• What is required: Filter the entries below, keeping every line that has the word "right".

++++ Data entries ++++

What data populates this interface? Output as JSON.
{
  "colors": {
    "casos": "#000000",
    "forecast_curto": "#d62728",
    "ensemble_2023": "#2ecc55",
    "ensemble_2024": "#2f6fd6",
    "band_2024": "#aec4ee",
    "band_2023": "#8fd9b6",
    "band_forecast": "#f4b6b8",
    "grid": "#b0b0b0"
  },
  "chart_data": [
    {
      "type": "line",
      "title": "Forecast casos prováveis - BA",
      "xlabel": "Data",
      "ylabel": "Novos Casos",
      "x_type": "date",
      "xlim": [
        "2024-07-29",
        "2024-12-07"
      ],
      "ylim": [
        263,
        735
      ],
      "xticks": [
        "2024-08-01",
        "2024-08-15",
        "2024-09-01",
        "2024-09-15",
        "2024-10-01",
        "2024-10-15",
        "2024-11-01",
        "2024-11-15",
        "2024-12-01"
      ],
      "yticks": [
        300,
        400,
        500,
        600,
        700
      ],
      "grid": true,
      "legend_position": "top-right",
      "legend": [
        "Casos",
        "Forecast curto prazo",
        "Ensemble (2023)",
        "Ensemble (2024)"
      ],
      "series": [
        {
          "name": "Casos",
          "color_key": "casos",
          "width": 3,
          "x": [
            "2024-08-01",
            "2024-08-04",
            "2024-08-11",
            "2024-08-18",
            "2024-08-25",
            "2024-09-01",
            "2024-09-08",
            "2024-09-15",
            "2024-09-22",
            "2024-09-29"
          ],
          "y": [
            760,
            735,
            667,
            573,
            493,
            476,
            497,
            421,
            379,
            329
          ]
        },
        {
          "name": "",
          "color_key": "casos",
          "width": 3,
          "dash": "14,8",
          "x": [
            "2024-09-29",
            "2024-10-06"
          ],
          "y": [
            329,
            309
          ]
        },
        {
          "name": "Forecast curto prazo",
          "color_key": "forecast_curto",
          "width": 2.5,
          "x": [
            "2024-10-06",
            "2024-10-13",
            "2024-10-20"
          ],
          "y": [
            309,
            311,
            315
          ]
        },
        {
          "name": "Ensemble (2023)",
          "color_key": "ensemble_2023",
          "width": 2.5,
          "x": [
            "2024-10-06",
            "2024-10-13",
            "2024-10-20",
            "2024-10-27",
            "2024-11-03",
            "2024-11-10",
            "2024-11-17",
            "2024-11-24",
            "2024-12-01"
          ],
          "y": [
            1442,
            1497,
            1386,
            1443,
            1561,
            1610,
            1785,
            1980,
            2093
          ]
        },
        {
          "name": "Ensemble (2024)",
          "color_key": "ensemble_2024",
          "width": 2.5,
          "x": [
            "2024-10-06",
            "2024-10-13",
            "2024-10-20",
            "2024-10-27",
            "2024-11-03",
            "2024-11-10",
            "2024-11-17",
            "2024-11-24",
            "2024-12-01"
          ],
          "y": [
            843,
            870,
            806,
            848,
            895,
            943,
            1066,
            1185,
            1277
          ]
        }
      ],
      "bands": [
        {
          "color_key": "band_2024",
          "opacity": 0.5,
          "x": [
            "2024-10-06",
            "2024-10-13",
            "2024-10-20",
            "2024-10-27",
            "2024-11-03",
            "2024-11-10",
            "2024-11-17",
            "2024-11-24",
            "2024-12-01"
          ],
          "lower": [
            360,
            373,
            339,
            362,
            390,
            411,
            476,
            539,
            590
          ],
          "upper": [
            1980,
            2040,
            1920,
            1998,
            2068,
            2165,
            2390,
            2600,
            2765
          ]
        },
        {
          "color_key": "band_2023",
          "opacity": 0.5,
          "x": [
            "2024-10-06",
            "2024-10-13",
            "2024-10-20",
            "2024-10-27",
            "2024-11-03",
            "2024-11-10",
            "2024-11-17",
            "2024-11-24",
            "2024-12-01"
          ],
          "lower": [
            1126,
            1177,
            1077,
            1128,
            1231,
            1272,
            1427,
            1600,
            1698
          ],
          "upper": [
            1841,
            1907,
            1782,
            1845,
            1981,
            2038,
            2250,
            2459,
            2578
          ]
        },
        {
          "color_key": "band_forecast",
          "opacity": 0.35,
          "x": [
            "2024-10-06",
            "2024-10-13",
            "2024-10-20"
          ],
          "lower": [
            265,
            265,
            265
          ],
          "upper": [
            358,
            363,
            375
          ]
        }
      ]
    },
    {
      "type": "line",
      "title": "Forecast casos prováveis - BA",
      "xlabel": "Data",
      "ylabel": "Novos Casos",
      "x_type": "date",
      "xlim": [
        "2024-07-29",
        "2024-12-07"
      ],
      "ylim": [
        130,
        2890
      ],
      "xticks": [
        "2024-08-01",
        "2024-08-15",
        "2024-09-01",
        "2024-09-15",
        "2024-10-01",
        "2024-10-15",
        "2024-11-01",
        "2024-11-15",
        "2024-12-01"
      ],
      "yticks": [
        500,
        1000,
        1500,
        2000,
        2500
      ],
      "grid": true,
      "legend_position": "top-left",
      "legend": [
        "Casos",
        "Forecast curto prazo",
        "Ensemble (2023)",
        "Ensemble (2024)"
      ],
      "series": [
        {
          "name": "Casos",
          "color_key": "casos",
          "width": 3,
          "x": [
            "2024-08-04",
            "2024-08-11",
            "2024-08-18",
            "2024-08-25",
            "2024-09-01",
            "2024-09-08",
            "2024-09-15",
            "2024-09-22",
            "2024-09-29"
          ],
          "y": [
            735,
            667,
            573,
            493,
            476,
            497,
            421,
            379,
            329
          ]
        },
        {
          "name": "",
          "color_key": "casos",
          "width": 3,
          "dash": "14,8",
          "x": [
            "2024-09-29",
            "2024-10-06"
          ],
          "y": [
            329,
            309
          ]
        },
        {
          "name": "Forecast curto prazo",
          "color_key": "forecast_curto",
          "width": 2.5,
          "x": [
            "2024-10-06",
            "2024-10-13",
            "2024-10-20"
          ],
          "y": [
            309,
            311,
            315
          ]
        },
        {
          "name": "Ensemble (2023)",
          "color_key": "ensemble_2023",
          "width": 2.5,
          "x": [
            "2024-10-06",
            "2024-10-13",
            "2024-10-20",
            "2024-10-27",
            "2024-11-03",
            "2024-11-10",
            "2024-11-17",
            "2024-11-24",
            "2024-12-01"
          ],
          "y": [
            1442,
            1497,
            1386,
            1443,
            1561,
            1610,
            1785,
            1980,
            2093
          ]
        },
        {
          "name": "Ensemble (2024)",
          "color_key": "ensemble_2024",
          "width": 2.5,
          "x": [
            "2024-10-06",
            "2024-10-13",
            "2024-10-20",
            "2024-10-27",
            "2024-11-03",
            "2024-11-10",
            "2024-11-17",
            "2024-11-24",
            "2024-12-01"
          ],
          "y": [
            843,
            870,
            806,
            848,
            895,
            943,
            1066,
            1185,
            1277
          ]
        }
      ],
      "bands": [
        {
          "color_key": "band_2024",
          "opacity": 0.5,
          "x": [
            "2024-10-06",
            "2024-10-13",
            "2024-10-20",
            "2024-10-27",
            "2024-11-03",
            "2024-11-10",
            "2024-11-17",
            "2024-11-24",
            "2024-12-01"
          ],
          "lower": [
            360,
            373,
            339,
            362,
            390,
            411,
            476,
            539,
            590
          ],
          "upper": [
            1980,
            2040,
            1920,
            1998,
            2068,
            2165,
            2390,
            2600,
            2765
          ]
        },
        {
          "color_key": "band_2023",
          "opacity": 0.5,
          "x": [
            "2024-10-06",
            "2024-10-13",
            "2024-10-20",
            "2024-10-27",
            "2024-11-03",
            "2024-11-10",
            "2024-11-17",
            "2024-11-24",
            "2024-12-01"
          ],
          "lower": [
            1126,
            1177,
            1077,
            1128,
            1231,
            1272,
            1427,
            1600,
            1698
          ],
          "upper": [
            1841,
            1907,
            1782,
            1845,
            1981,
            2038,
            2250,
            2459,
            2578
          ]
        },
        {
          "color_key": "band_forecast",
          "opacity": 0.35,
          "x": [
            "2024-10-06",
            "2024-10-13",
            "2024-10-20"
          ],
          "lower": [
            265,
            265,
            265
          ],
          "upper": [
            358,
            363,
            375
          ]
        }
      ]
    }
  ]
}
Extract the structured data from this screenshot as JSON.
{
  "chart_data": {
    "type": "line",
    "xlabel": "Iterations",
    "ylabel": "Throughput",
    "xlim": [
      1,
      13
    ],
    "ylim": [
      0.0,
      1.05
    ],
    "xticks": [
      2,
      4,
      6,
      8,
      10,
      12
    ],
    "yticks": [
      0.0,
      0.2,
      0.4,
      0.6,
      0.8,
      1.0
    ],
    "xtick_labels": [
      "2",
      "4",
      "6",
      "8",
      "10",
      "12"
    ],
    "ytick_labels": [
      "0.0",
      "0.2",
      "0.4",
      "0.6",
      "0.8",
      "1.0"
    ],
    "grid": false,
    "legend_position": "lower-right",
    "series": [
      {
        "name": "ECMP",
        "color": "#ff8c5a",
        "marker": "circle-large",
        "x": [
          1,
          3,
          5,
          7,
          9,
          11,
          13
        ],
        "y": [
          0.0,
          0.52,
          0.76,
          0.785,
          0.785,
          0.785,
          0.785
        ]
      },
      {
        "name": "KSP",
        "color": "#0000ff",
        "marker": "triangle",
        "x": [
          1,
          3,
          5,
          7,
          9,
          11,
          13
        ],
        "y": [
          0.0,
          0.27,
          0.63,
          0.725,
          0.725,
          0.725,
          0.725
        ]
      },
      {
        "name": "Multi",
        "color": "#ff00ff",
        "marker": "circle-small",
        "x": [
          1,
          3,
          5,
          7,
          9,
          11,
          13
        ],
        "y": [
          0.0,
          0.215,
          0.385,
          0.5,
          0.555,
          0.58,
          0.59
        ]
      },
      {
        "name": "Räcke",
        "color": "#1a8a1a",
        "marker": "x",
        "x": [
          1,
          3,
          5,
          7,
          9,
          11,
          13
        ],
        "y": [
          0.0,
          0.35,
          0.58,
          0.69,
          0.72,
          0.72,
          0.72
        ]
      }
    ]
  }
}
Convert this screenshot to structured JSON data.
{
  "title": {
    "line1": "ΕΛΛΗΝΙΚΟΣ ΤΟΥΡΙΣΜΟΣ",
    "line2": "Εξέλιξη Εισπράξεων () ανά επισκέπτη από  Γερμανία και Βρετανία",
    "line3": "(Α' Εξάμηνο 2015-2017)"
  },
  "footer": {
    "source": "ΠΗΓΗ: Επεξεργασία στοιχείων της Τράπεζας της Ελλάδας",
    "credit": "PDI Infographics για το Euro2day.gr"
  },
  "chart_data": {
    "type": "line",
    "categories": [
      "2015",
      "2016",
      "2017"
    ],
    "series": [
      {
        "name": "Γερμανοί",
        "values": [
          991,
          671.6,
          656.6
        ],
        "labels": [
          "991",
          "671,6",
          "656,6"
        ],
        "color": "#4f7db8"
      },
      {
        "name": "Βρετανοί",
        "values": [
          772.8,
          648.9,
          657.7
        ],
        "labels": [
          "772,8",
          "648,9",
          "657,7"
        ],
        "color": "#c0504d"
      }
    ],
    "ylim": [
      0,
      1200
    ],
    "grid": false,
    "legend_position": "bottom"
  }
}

++++

• Response to the task:
      "legend_position": "top-right",
    "legend_position": "lower-right",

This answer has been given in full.